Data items
--- start ---

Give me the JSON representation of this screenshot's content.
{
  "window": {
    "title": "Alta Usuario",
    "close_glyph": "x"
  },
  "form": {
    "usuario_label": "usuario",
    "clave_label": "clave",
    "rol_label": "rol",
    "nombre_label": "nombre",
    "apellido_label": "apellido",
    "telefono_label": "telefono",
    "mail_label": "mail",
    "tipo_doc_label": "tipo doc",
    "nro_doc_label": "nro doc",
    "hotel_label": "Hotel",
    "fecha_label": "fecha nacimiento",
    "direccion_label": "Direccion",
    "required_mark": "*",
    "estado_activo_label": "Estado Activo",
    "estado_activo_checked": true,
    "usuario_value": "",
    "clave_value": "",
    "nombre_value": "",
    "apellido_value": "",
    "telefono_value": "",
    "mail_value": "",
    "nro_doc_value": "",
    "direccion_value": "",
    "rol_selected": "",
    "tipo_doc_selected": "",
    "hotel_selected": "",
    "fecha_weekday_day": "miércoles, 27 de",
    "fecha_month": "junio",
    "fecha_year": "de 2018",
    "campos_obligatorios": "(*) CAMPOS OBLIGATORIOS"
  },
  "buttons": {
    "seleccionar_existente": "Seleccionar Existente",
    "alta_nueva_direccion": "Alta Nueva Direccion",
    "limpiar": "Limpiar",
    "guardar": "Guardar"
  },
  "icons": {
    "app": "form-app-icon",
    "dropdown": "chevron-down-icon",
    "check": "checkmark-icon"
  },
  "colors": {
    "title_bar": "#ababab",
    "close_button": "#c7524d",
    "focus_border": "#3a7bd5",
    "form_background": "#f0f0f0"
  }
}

--- end ---

### Task details
Extract the whole listing, character for character.

### Answer to the exercise
Give me the JSON representation of this screenshot's content.
{
  "window": {
    "title": "Alta Usuario",
    "close_glyph": "x"
  },
  "form": {
    "usuario_label": "usuario",
    "clave_label": "clave",
    "rol_label": "rol",
    "nombre_label": "nombre",
    "apellido_label": "apellido",
    "telefono_label": "telefono",
    "mail_label": "mail",
    "tipo_doc_label": "tipo doc",
    "nro_doc_label": "nro doc",
    "hotel_label": "Hotel",
    "fecha_label": "fecha nacimiento",
    "direccion_label": "Direccion",
    "required_mark": "*",
    "estado_activo_label": "Estado Activo",
    "estado_activo_checked": true,
    "usuario_value": "",
    "clave_value": "",
    "nombre_value": "",
    "apellido_value": "",
    "telefono_value": "",
    "mail_value": "",
    "nro_doc_value": "",
    "direccion_value": "",
    "rol_selected": "",
    "tipo_doc_selected": "",
    "hotel_selected": "",
    "fecha_weekday_day": "miércoles, 27 de",
    "fecha_month": "junio",
    "fecha_year": "de 2018",
    "campos_obligatorios": "(*) CAMPOS OBLIGATORIOS"
  },
  "buttons": {
    "seleccionar_existente": "Seleccionar Existente",
    "alta_nueva_direccion": "Alta Nueva Direccion",
    "limpiar": "Limpiar",
    "guardar": "Guardar"
  },
  "icons": {
    "app": "form-app-icon",
    "dropdown": "chevron-down-icon",
    "check": "checkmark-icon"
  },
  "colors": {
    "title_bar": "#ababab",
    "close_button": "#c7524d",
    "focus_border": "#3a7bd5",
    "form_background": "#f0f0f0"
  }
}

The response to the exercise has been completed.